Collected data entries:
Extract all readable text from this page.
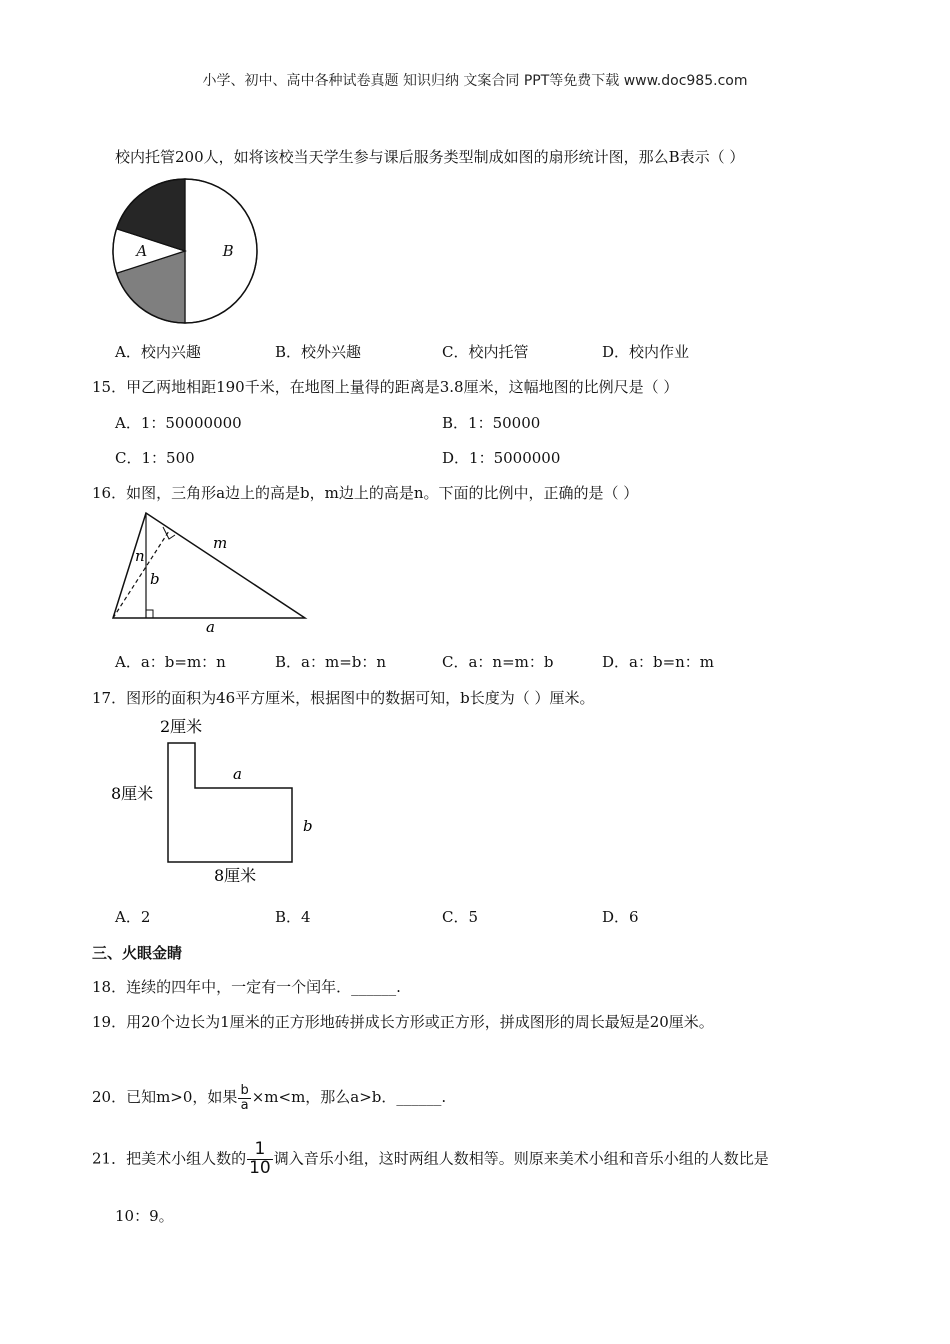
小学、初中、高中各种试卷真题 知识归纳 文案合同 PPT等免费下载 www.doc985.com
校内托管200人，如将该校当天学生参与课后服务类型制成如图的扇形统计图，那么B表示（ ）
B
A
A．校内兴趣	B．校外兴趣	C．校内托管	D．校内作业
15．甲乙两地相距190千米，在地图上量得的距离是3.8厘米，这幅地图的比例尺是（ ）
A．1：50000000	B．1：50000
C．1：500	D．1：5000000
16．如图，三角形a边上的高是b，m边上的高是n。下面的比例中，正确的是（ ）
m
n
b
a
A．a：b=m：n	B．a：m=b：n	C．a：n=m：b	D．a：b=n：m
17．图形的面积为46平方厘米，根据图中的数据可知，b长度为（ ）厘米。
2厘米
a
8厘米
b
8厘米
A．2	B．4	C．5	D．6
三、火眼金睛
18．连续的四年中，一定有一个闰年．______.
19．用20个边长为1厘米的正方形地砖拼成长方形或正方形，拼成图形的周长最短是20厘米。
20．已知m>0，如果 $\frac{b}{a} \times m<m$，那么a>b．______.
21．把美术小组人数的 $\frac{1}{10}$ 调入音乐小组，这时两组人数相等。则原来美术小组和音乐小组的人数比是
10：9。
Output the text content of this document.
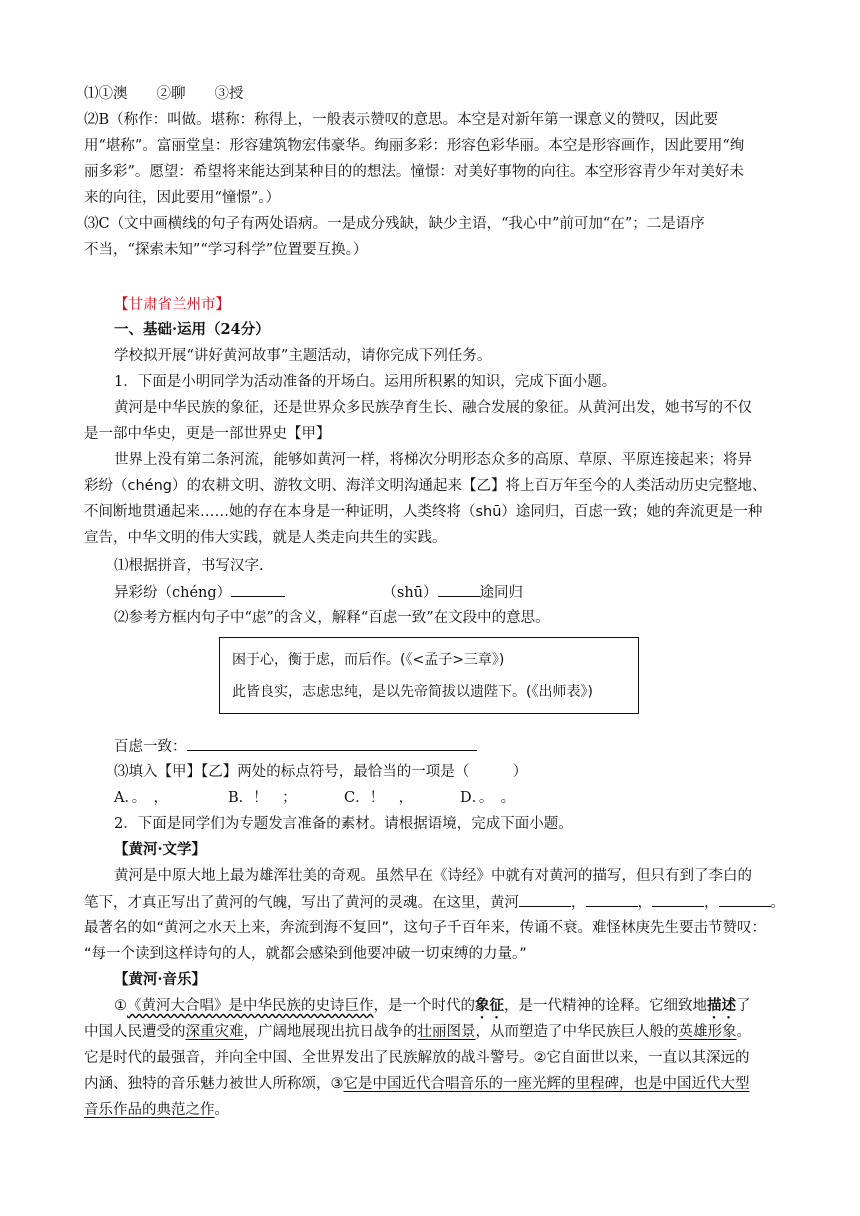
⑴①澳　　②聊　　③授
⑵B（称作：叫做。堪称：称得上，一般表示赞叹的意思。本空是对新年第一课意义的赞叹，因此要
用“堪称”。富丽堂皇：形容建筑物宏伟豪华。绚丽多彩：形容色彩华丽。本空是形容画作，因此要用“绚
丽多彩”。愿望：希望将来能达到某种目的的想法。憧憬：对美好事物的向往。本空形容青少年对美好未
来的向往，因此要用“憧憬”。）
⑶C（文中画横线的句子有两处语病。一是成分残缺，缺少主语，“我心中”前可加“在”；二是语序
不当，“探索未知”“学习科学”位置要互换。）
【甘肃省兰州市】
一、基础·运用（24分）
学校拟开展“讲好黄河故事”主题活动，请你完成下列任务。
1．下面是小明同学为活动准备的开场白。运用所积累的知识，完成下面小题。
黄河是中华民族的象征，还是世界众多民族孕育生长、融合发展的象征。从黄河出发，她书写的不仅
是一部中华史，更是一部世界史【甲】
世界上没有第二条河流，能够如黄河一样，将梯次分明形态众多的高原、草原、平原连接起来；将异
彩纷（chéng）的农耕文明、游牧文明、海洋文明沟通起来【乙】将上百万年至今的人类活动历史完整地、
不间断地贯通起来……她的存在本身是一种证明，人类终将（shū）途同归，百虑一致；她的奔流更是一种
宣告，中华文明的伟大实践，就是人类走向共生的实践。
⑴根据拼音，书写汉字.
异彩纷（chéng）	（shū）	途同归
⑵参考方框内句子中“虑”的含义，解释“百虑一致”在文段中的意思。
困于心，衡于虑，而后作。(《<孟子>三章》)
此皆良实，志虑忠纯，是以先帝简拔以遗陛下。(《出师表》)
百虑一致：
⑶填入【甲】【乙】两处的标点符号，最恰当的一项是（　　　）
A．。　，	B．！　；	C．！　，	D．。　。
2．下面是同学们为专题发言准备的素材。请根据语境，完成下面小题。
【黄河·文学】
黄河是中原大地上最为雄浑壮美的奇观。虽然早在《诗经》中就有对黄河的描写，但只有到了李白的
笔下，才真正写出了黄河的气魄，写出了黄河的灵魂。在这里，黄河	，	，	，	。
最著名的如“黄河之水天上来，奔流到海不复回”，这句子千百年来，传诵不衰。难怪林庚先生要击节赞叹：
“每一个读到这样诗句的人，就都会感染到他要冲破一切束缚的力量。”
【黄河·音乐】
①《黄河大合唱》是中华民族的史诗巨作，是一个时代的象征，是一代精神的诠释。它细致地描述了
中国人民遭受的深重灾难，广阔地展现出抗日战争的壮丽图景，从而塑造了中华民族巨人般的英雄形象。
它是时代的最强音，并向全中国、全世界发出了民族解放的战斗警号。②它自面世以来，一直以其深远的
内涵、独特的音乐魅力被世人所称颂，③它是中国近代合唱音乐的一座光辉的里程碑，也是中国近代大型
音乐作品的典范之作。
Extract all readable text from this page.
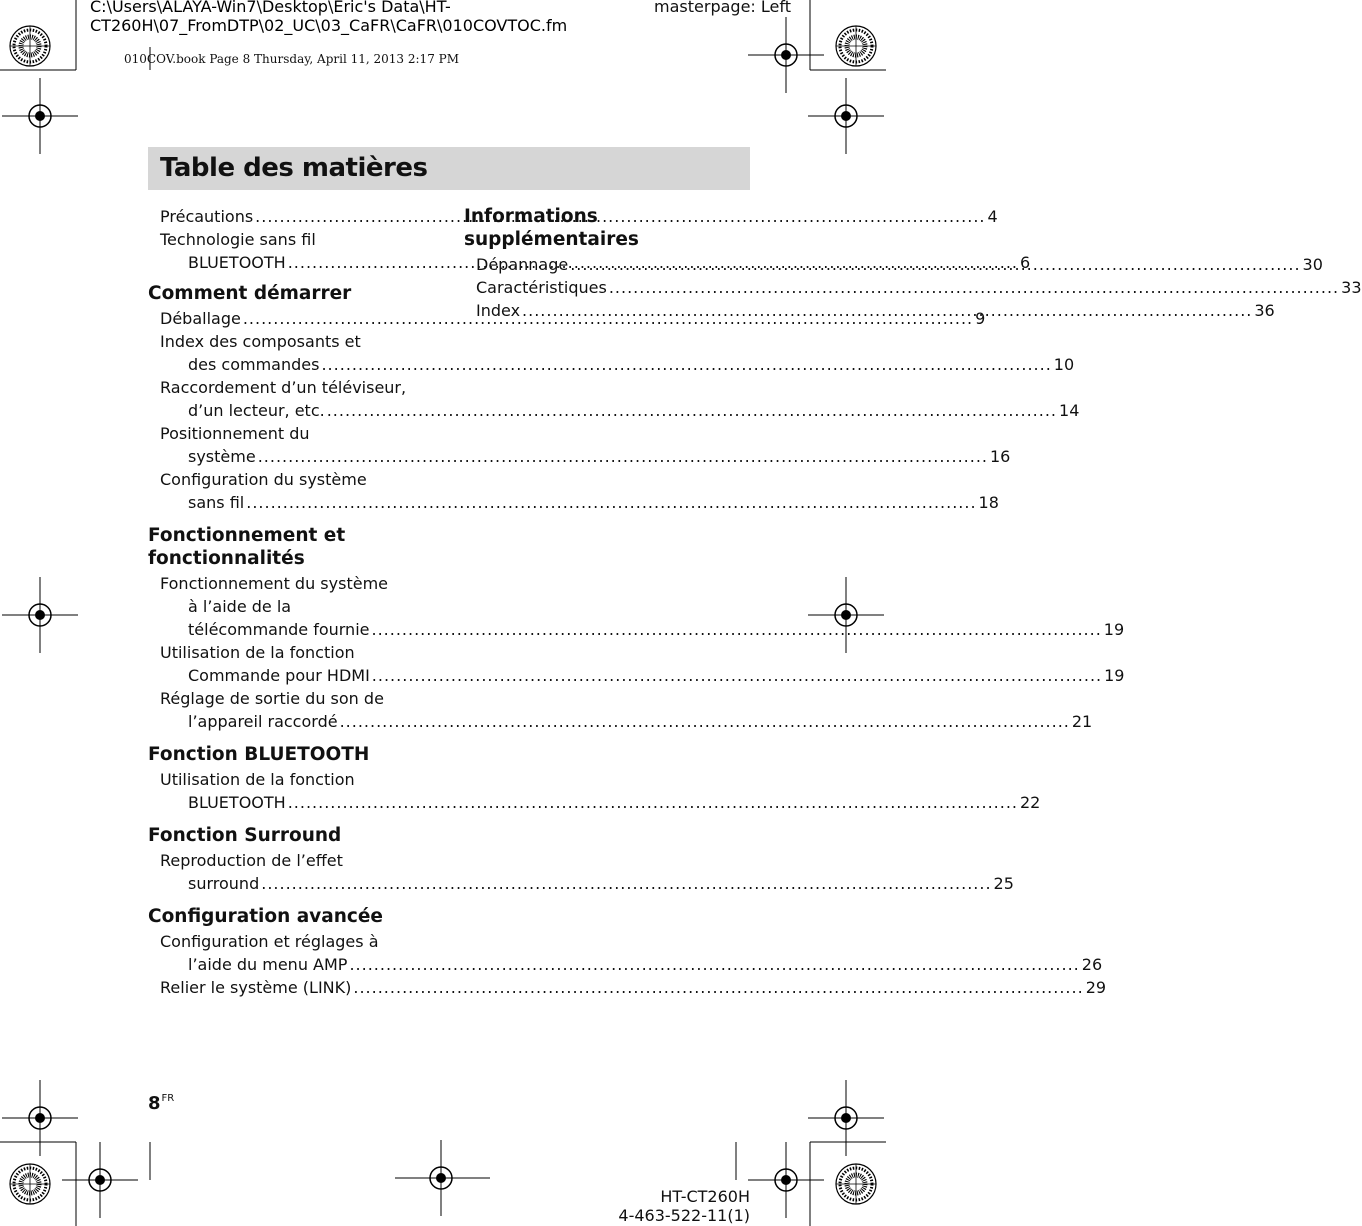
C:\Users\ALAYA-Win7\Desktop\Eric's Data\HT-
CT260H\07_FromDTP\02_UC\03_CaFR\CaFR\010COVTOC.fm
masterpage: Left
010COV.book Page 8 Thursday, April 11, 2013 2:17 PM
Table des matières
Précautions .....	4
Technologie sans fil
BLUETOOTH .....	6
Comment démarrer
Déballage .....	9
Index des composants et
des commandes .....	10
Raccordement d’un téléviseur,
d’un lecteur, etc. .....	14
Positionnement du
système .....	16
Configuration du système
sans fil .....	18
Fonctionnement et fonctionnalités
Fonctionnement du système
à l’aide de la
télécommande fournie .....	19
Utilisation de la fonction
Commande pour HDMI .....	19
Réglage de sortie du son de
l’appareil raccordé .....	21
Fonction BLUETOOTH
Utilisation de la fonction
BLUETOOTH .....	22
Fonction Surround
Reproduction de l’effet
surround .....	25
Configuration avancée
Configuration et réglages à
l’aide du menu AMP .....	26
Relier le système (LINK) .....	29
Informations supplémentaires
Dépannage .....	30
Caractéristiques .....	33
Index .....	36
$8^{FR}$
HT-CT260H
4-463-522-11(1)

WHAT TO WORK ON: Search the records above for "Configuration". Copy each line where it is found.

TASK OUTPUT:
Configuration du système
Configuration avancée
Configuration et réglages à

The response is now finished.